▶ **Supplied entries**

--------------------------------------------------

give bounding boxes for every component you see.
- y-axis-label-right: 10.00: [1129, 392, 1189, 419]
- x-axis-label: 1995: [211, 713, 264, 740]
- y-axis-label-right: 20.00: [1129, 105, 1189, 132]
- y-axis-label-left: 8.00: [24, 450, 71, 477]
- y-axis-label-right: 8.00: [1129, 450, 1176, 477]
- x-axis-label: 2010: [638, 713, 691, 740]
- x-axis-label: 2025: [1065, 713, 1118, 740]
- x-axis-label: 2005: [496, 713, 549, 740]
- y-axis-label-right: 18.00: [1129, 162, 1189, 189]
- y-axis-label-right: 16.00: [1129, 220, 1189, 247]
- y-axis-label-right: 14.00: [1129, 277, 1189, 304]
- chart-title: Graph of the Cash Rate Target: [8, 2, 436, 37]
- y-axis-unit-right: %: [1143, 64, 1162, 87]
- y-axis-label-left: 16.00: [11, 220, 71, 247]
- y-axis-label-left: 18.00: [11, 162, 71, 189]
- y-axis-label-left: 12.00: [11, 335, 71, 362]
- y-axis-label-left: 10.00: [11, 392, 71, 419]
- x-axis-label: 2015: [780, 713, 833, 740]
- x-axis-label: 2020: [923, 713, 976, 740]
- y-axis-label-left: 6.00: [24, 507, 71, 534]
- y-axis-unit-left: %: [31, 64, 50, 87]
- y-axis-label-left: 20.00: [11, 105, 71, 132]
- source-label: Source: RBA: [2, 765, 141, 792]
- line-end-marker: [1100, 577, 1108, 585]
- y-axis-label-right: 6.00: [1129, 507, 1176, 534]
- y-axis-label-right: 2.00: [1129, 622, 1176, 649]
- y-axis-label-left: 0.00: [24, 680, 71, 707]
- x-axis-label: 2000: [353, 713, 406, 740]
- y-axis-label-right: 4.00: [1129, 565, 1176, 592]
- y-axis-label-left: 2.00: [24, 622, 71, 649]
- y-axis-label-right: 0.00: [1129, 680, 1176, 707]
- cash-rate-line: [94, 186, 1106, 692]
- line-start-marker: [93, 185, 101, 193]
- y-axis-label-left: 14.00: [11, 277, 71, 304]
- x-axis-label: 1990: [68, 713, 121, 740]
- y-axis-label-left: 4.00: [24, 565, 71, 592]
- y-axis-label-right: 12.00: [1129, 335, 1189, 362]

--------------------------------------------------

▶ **Task goal**
Please express the stretch of the records from the very start through the line containing "- y-axis-label-right: 16.00: [1129, 220, 1189, 247]" as a Markdown table with two columns, Number and Entry, one row per line, with blank lines left out.

▶ **Result of the exercise**
| Number | Entry |
|---|---|
| 1 | give bounding boxes for every component you see. |
| 2 | - y-axis-label-right: 10.00: [1129, 392, 1189, 419] |
| 3 | - x-axis-label: 1995: [211, 713, 264, 740] |
| 4 | - y-axis-label-right: 20.00: [1129, 105, 1189, 132] |
| 5 | - y-axis-label-left: 8.00: [24, 450, 71, 477] |
| 6 | - y-axis-label-right: 8.00: [1129, 450, 1176, 477] |
| 7 | - x-axis-label: 2010: [638, 713, 691, 740] |
| 8 | - x-axis-label: 2025: [1065, 713, 1118, 740] |
| 9 | - x-axis-label: 2005: [496, 713, 549, 740] |
| 10 | - y-axis-label-right: 18.00: [1129, 162, 1189, 189] |
| 11 | - y-axis-label-right: 16.00: [1129, 220, 1189, 247] |